Your task: Read the lines that follow and pick out every one containing the word "Calibration".

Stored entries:
=-=-=-=-=

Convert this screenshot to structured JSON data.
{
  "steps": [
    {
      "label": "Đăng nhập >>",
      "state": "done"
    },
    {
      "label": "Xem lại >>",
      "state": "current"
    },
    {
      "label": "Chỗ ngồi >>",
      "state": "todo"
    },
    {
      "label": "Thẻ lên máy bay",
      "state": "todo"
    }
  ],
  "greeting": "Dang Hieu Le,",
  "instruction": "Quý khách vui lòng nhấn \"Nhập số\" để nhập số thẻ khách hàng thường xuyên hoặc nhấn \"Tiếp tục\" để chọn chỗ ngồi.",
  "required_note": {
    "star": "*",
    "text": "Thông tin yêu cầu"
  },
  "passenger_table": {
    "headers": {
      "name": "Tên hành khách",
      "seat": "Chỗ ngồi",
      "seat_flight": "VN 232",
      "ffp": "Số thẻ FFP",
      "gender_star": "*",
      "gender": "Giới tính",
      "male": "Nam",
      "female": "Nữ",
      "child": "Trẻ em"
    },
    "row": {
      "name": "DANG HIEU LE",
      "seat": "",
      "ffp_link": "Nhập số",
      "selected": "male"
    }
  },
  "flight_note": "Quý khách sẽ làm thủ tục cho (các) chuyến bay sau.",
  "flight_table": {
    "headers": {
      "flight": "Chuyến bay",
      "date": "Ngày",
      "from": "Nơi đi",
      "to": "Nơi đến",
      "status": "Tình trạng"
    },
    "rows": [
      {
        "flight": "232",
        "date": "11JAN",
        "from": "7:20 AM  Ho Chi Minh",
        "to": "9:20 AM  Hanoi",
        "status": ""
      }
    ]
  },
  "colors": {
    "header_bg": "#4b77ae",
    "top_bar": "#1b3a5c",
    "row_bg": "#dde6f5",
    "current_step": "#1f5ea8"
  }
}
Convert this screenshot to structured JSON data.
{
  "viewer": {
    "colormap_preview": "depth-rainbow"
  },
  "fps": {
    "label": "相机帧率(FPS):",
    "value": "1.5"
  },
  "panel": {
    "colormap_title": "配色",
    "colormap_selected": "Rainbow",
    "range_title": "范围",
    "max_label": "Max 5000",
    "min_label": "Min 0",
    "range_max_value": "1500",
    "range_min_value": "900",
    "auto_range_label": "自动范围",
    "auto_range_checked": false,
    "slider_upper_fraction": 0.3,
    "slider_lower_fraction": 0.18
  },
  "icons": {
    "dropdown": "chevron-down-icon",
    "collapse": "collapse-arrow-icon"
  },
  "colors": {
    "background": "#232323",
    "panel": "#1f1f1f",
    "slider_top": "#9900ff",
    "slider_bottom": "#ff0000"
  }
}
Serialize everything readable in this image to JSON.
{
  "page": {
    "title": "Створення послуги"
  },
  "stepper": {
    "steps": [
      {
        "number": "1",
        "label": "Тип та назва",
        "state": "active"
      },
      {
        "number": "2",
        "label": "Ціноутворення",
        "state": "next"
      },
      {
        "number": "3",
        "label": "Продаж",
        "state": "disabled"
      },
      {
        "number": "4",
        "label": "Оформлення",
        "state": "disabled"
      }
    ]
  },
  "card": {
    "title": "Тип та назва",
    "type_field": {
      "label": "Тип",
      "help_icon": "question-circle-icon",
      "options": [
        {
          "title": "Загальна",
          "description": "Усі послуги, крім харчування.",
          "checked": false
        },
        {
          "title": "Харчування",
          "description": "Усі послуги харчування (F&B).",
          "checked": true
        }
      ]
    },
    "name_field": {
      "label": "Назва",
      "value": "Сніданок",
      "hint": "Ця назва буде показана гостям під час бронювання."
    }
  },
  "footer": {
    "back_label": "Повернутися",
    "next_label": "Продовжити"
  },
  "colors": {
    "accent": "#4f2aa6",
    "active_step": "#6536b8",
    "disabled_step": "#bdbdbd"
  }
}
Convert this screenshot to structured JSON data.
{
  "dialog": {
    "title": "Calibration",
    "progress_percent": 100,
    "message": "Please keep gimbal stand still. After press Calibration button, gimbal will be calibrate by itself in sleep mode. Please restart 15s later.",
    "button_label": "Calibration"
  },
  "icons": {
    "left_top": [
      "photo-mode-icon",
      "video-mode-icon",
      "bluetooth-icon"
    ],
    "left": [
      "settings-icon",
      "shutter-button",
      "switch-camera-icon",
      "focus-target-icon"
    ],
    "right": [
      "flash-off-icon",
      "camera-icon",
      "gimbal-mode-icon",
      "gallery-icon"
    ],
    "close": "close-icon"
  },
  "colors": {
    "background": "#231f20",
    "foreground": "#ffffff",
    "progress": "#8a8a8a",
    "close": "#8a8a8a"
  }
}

=-=-=-=-=

Correct answer:
    "title": "Calibration",
    "message": "Please keep gimbal stand still. After press Calibration button, gimbal will be calibrate by itself in sleep mode. Please restart 15s later.",
    "button_label": "Calibration"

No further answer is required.